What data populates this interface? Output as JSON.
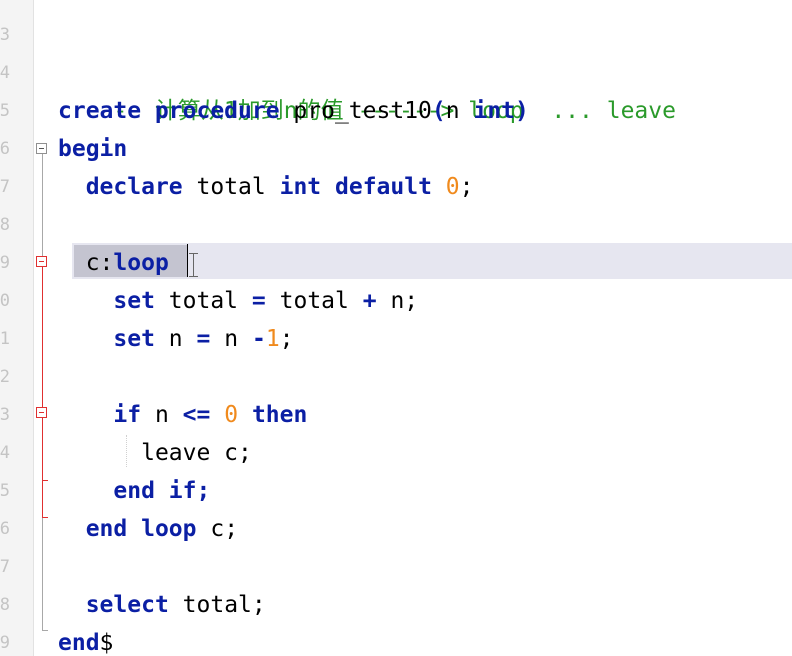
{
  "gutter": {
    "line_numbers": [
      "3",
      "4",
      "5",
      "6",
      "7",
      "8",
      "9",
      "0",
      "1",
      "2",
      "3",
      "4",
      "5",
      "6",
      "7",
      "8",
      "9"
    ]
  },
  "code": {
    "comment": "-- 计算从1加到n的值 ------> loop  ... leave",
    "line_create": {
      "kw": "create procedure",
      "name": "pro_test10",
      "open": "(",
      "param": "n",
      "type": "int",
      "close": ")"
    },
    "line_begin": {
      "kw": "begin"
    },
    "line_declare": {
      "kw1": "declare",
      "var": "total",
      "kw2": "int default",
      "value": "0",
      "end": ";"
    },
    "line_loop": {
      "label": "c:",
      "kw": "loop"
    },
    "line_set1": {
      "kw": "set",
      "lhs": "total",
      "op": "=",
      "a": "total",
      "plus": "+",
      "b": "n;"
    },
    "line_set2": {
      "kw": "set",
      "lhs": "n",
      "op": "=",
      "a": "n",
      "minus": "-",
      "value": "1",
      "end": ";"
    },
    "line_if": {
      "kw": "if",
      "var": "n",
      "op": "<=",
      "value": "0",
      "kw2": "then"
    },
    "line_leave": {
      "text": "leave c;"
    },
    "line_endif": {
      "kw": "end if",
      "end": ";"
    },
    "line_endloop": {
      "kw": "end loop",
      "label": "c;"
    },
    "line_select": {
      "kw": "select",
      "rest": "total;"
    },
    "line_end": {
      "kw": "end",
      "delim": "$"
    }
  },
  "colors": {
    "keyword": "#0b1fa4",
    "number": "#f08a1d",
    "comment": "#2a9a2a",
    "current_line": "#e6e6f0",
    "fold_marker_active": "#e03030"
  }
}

...

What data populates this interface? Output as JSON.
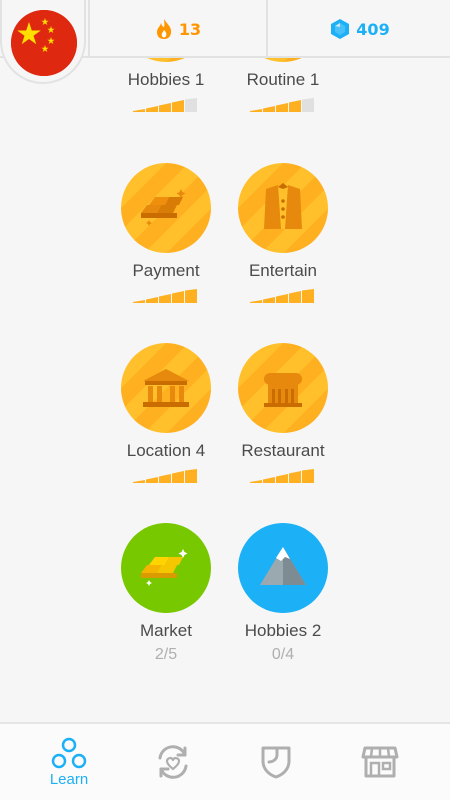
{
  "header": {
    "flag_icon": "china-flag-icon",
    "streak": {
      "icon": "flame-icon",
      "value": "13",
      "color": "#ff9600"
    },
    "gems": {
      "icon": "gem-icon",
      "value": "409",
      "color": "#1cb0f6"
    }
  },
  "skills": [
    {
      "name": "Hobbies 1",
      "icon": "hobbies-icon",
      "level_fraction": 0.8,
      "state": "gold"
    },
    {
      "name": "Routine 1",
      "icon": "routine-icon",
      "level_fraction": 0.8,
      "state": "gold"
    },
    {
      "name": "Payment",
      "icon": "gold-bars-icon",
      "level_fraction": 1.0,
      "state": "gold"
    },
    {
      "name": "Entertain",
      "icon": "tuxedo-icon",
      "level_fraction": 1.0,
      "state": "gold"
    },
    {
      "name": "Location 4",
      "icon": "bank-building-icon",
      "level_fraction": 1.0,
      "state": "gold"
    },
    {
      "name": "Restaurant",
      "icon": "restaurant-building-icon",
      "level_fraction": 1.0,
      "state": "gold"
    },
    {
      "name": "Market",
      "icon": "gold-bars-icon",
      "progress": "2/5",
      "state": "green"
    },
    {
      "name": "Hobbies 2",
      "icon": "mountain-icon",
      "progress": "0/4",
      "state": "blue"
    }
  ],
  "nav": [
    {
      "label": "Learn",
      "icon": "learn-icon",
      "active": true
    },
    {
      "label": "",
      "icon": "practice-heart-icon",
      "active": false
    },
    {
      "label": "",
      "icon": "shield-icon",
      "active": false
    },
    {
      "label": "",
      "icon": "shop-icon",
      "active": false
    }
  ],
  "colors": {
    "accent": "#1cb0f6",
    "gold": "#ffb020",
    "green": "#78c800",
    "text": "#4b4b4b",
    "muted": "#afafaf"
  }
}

WORK REQUIRED: State how many lines hold the word "comment". The number is the whole answer.

WORKED SOLUTION: 2